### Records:
========================================================================
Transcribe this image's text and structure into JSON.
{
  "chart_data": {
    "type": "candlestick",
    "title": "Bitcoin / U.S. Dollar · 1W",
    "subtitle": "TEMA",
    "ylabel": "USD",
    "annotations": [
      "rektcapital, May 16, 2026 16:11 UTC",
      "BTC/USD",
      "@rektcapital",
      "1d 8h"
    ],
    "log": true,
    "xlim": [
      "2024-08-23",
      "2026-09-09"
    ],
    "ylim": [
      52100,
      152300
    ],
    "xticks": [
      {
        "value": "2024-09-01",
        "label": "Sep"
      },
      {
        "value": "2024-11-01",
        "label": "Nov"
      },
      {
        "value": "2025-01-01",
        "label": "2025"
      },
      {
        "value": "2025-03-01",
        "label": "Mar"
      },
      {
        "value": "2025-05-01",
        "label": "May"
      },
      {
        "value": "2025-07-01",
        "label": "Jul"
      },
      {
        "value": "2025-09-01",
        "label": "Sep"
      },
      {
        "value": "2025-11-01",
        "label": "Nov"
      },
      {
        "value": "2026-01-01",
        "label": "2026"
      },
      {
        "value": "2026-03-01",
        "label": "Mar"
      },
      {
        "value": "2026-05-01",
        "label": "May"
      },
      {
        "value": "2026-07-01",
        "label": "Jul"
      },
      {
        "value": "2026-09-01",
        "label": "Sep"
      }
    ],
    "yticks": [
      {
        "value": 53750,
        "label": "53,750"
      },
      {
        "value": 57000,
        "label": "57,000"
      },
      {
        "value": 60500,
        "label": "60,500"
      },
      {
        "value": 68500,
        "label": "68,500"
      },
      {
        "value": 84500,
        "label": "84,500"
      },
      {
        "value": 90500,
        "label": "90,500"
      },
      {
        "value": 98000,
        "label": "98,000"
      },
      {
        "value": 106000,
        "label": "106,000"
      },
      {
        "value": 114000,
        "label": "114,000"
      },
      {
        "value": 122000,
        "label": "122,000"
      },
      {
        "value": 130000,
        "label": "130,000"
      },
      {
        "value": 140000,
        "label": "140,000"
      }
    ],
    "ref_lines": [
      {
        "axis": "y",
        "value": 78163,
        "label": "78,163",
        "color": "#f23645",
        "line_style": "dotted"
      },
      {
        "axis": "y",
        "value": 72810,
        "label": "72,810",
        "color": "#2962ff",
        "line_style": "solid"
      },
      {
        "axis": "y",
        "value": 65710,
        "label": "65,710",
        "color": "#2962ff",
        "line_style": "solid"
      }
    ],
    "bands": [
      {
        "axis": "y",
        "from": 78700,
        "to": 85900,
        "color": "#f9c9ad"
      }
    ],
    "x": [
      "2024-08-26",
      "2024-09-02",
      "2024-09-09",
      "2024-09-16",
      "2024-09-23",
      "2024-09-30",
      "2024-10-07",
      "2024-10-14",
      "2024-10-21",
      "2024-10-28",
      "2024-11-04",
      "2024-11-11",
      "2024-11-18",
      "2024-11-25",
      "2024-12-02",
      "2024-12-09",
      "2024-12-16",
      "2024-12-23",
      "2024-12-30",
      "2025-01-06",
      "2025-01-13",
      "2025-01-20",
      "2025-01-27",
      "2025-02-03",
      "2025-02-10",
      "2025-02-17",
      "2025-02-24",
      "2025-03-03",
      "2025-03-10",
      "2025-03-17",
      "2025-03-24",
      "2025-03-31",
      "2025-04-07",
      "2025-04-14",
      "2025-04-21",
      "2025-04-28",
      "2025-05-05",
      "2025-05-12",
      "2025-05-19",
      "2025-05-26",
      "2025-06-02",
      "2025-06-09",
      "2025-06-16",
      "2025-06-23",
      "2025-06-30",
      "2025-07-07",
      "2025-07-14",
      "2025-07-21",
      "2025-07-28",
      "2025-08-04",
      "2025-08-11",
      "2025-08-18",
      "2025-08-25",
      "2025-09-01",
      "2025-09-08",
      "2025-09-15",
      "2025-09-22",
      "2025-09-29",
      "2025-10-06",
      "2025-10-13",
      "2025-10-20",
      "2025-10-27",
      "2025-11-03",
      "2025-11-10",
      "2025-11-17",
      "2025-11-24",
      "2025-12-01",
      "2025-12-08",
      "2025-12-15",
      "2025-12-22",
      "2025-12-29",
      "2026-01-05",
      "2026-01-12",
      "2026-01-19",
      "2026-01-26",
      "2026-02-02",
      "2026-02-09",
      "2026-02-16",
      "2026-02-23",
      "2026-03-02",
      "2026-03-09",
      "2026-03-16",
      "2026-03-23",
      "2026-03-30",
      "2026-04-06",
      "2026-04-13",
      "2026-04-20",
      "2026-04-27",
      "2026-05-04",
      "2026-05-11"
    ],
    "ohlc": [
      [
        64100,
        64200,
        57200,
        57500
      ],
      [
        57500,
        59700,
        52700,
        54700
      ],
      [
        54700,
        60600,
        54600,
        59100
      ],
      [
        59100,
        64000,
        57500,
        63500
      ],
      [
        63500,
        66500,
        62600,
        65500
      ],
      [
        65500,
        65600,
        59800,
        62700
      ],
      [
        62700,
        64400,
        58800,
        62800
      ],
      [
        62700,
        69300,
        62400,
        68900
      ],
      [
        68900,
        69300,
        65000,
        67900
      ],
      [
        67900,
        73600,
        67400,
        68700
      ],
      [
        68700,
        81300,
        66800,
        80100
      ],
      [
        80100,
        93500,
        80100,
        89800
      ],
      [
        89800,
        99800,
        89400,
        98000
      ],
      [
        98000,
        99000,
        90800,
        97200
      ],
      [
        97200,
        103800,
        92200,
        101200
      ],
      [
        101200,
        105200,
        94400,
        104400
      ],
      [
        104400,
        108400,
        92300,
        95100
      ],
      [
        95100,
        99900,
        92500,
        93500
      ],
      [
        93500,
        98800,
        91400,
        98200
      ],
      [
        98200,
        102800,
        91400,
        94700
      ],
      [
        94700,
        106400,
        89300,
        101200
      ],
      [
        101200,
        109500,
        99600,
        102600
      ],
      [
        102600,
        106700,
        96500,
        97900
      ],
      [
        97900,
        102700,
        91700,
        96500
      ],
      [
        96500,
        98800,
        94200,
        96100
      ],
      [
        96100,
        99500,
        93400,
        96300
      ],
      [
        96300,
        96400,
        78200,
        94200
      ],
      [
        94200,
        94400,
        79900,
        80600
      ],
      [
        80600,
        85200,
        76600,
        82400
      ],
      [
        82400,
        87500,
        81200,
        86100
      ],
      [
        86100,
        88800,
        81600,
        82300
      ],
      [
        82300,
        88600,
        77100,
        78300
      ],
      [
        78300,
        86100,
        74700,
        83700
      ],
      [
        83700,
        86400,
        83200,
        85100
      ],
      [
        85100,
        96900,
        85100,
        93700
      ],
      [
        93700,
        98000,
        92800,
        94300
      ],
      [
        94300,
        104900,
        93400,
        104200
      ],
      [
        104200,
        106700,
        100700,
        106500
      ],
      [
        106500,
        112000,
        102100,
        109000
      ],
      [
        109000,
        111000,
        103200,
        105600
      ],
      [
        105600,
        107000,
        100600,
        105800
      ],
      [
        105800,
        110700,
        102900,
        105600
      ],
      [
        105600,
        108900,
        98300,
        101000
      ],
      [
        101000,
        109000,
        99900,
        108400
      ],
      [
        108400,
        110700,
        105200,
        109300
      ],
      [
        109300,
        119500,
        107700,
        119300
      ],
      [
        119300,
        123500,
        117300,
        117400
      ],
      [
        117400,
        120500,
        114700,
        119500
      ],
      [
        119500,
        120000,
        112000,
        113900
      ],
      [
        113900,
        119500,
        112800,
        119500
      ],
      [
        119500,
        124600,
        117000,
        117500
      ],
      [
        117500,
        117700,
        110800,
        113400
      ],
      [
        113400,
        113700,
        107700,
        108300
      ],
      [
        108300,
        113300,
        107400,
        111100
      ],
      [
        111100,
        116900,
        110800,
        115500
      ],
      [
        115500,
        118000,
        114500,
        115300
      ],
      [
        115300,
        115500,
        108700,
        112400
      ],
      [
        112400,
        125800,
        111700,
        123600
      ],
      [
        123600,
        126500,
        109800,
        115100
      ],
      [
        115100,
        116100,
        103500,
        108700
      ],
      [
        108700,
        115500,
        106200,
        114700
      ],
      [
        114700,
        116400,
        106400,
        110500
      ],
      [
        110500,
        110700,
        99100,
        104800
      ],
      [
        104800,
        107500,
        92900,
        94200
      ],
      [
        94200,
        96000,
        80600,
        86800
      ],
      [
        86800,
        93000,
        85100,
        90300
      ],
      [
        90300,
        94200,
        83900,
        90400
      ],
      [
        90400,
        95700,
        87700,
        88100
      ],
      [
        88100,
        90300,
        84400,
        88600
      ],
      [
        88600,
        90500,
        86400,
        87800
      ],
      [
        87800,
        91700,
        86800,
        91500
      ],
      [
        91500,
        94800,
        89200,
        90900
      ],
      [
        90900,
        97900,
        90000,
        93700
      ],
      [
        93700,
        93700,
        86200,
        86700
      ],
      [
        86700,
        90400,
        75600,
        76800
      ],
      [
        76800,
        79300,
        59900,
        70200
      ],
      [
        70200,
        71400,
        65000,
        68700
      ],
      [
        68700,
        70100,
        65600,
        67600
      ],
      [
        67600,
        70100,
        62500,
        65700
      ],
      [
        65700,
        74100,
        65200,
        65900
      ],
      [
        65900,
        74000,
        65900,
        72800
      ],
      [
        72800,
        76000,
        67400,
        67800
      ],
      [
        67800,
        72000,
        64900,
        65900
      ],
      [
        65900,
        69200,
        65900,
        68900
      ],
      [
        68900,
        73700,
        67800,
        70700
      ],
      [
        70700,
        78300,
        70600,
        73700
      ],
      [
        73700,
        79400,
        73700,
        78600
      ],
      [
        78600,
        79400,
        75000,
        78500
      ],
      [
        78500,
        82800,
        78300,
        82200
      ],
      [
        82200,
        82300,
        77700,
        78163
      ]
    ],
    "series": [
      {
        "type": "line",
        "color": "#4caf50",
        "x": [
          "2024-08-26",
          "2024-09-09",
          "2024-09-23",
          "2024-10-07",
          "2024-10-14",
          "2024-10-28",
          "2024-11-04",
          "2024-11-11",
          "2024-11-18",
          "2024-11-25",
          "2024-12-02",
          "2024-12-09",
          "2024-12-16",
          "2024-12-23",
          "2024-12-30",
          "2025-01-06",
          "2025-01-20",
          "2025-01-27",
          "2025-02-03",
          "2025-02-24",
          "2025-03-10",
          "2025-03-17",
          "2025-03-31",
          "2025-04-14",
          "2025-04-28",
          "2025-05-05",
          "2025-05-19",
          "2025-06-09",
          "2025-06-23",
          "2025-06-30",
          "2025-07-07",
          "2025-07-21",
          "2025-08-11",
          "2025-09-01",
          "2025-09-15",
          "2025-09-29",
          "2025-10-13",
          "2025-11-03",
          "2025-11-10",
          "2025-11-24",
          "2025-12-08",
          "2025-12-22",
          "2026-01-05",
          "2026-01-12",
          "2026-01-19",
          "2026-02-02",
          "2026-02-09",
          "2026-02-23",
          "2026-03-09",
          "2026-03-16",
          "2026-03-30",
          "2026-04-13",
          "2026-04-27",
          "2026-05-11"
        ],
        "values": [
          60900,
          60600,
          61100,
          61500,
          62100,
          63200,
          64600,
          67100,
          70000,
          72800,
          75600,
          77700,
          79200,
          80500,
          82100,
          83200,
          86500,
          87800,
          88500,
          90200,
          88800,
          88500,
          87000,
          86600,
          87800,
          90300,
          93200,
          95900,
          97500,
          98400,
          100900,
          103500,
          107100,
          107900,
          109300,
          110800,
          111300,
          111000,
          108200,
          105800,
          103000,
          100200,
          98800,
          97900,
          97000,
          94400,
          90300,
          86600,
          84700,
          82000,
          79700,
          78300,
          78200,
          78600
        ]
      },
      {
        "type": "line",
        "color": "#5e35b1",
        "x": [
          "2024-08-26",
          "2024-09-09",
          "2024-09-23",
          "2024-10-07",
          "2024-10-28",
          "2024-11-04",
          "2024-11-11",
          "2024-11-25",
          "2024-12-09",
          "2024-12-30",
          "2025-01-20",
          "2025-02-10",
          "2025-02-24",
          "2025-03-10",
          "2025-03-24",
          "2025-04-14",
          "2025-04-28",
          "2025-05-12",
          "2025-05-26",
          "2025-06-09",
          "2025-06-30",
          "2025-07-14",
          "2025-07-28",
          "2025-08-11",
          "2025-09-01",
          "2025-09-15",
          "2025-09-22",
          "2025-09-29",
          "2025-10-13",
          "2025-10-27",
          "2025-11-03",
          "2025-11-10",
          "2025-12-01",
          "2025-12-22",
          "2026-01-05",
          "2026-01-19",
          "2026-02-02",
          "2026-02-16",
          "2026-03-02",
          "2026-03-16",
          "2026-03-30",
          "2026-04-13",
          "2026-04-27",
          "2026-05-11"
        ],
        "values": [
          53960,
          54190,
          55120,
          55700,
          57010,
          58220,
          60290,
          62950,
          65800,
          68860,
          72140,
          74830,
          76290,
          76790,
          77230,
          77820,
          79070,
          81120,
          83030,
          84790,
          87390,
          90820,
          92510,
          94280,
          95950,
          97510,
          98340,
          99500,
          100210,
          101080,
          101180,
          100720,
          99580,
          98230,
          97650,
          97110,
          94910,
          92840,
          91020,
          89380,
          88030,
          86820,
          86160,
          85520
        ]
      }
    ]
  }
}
========================================================================
### WHAT YOU WILL DO:
For this exercise, gather every line of the data that contains the word "rektcapital".

### ANSWER TO THIS EXERCISE:
      "rektcapital, May 16, 2026 16:11 UTC",
      "@rektcapital",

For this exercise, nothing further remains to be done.